Your task is to extract every line from the material below exactly.
━━━━━━━━
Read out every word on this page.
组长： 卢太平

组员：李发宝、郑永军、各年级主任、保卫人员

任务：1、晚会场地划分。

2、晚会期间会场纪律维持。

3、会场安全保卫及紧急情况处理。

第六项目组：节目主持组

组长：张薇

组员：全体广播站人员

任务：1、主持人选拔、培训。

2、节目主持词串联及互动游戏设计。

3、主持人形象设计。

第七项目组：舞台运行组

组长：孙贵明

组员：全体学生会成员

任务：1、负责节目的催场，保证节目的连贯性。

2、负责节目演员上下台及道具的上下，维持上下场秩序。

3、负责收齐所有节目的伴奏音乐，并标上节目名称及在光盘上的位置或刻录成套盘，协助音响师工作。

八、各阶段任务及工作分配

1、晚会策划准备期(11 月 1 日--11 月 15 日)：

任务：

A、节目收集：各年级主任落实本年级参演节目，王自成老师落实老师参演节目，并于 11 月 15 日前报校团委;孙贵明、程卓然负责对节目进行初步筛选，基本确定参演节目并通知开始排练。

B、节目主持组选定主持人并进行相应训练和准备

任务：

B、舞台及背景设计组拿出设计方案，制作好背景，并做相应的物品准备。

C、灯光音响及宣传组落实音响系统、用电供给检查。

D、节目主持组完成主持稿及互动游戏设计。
━━━━━━━━
Answer for this exercise:
Read out every word on this page.
组长： 卢太平

组员：李发宝、郑永军、各年级主任、保卫人员

任务：1、晚会场地划分。

2、晚会期间会场纪律维持。

3、会场安全保卫及紧急情况处理。

第六项目组：节目主持组

组长：张薇

组员：全体广播站人员

任务：1、主持人选拔、培训。

2、节目主持词串联及互动游戏设计。

3、主持人形象设计。

第七项目组：舞台运行组

组长：孙贵明

组员：全体学生会成员

任务：1、负责节目的催场，保证节目的连贯性。

2、负责节目演员上下台及道具的上下，维持上下场秩序。

3、负责收齐所有节目的伴奏音乐，并标上节目名称及在光盘上的位置或刻录成套盘，协助音响师工作。

八、各阶段任务及工作分配

1、晚会策划准备期(11 月 1 日--11 月 15 日)：

任务：

A、节目收集：各年级主任落实本年级参演节目，王自成老师落实老师参演节目，并于 11 月 15 日前报校团委;孙贵明、程卓然负责对节目进行初步筛选，基本确定参演节目并通知开始排练。

B、节目主持组选定主持人并进行相应训练和准备

任务：

B、舞台及背景设计组拿出设计方案，制作好背景，并做相应的物品准备。

C、灯光音响及宣传组落实音响系统、用电供给检查。

D、节目主持组完成主持稿及互动游戏设计。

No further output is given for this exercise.